ARTICLE -
********************
🧵💭 One question that keeps popping up is: "How does $ONDS compare to its competitors?"
Well, let me break it down for you..in terms of the top-level business, Ondas has zero competitors.
Yes, you read that right.
Ondas is the only company in the world that has a fully integrated, autonomous stack of:
🦅 Aerial: Short/Long Range ISR, OWA/OWE, Swarms, & Motherships
🚜 Ground: Tactical UGVs, Dog Robots, Autonomous Heavy Vehicles & Demining
🛡️ CUAS/Defence: Soft/Hard Kill, AMPS & ASIO
🛰️ Strategic: Stratospheric ISR & Private Wireless Network
🧠 Software/Brain: AI Electro-Optical Sensors, Open-C2 Infrastructure & $PLTR Partnership
⚙️ Hardware: In-House Rotary Engines & Fiber-Optic Spools
Add in established US and European manufacturing through ONBERG/DMS, the capabilities gained through partnerships with $UMAC $KOPN $LPTH $SPAI & the new gateway into the Department of War through the acquisition of Mistral and you've got yourself an emerging powerhouse.
When you break the business down into subsidiaries/acquisitions, of course there are competitors.
Competition is expected and healthy.
********************
WORK REQUIRED -
Pick up the Ondas competitors thread after its final sentence and continue it in the same voice.

DATA SHOWN -
********************
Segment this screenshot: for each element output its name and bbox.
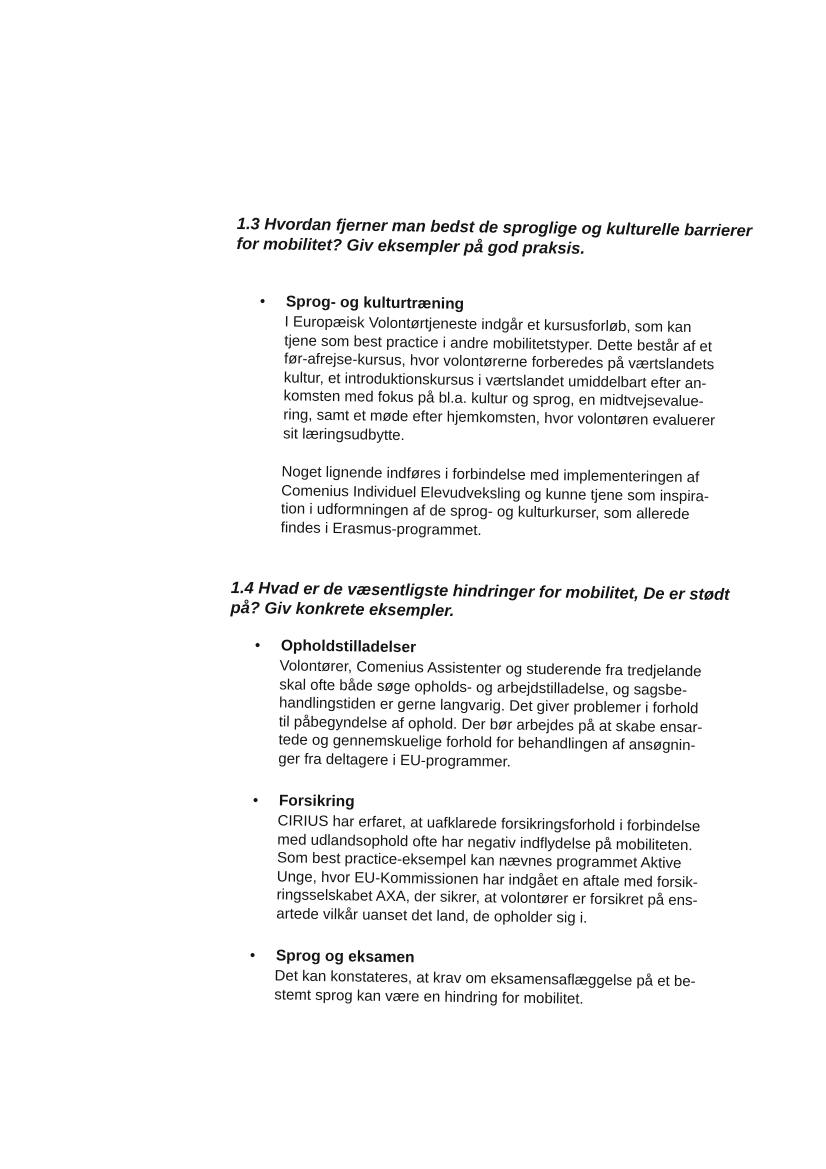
********************
RESPONSE FOR THIS EXERCISE -
Fortem's DroneHunter F700 is a more mature, proven version of Iron Drone Raider. But pair IDR with Sentrycs' Horizon and there's nothing like that on the market from one company without integrations.
DFEND is a direct competitor to Sentrycs with their CoRF technology. Again, pair Sentrycs' Horizon with IDR and you have an integrated stack of soft and hard kill CUAS you can't find anywhere else.
Elbit are heavyweights for laser-protection systems, but BIRD have disrupted the space with the world's smallest laser-jamming system that can be attached to Ondas' UAV's. Paired with Ondas Networks' FullMAX and/or Apeiro Motion's spools and you have hardened, un-jammable assets that can survive in high-threat EW environments.
Legacy primes and other established players in the defence industry have an edge in terms of reach, manufacturing capabilities etc. but Ondas' advantage is that they have a fully autonomous ecosystem, or 'System-of-Systems', that is scalable, agile and is gaining maturity rapidly.
These single-point 'tool' companies are fine, you can go to Skydio and get 50 X10's for a police force and they'll do the job, no problem.
However, Ondas aren't just chasing after these one-off hardware sales.
They've built their portfolio to target massive multi-hundred million tenders for national borders, international airports and other global critical infrastructure.
This means a steady influx of contracts and recurring high-margin software revenues, which is already being reflected in the contracts and tenders they've won the last few months.
Simply put:
Ondas is unique.
Ondas is disruptive.
Ondas is the future.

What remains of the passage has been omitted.